──────── Data lines ────────

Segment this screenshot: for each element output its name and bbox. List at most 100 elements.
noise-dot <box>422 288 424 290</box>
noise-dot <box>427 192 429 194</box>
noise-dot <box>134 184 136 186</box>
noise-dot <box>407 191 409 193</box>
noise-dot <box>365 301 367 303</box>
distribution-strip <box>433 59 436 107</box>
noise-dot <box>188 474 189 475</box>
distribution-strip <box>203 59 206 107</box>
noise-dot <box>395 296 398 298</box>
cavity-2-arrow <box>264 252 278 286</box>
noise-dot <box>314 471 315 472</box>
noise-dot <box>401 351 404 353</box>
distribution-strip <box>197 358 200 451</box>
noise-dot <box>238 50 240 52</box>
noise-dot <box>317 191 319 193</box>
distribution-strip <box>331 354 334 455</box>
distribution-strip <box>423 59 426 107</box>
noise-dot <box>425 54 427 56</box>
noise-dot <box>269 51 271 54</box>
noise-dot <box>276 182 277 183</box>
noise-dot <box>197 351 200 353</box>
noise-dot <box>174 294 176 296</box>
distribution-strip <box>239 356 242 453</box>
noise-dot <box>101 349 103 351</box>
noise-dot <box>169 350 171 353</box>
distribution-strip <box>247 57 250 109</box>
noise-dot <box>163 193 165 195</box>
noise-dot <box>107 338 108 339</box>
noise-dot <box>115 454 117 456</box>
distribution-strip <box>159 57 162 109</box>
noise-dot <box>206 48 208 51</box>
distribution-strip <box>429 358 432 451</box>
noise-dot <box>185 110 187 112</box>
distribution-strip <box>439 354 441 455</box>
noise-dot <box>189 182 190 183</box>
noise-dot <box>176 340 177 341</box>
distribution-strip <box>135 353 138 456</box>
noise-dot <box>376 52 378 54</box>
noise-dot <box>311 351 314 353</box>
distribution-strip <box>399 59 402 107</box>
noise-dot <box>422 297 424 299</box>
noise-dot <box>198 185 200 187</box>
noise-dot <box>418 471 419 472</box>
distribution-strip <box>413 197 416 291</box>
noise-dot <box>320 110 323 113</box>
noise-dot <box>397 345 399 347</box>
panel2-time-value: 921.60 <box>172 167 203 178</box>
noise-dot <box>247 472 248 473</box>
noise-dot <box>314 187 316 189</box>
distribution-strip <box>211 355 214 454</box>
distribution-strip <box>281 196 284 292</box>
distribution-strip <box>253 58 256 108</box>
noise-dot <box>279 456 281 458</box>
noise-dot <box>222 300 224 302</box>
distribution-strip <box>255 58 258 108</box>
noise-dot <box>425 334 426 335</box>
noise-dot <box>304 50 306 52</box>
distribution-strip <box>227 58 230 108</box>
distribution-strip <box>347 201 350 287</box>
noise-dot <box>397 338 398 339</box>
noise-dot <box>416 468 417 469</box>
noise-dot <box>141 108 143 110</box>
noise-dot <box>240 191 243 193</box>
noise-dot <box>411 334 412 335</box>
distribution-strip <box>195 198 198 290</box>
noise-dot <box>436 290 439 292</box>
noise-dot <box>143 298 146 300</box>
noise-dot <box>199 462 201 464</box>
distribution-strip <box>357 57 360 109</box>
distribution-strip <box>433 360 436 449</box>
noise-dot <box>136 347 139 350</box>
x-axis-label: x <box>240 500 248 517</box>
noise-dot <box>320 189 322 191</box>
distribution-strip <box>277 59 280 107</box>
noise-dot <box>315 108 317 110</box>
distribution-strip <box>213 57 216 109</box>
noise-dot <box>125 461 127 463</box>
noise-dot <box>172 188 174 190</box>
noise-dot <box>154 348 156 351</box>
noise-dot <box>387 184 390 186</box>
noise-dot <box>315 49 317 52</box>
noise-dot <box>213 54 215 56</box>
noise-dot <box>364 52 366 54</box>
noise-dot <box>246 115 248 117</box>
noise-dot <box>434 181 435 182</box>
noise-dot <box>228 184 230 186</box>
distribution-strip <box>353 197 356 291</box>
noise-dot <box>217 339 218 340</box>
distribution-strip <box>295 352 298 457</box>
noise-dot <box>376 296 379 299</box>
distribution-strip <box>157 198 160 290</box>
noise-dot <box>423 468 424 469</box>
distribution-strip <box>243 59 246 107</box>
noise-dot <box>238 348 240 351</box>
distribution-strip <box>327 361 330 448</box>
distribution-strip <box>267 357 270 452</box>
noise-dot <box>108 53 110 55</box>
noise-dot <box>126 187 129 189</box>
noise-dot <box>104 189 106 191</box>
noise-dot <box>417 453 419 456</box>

────────

What is being asked:
Write out the data verbatim from its first line through the line with "noise-dot <box>376 52 378 54</box>", including both of those lines.

Task output:
Segment this screenshot: for each element output its name and bbox. List at most 100 elements.
noise-dot <box>422 288 424 290</box>
noise-dot <box>427 192 429 194</box>
noise-dot <box>134 184 136 186</box>
noise-dot <box>407 191 409 193</box>
noise-dot <box>365 301 367 303</box>
distribution-strip <box>433 59 436 107</box>
noise-dot <box>188 474 189 475</box>
distribution-strip <box>203 59 206 107</box>
noise-dot <box>395 296 398 298</box>
cavity-2-arrow <box>264 252 278 286</box>
noise-dot <box>314 471 315 472</box>
noise-dot <box>401 351 404 353</box>
distribution-strip <box>197 358 200 451</box>
noise-dot <box>238 50 240 52</box>
noise-dot <box>317 191 319 193</box>
distribution-strip <box>331 354 334 455</box>
distribution-strip <box>423 59 426 107</box>
noise-dot <box>425 54 427 56</box>
noise-dot <box>269 51 271 54</box>
noise-dot <box>276 182 277 183</box>
noise-dot <box>197 351 200 353</box>
noise-dot <box>174 294 176 296</box>
distribution-strip <box>239 356 242 453</box>
noise-dot <box>101 349 103 351</box>
noise-dot <box>169 350 171 353</box>
distribution-strip <box>247 57 250 109</box>
noise-dot <box>163 193 165 195</box>
noise-dot <box>107 338 108 339</box>
noise-dot <box>115 454 117 456</box>
distribution-strip <box>159 57 162 109</box>
noise-dot <box>206 48 208 51</box>
distribution-strip <box>429 358 432 451</box>
noise-dot <box>185 110 187 112</box>
distribution-strip <box>439 354 441 455</box>
noise-dot <box>189 182 190 183</box>
noise-dot <box>176 340 177 341</box>
distribution-strip <box>135 353 138 456</box>
noise-dot <box>376 52 378 54</box>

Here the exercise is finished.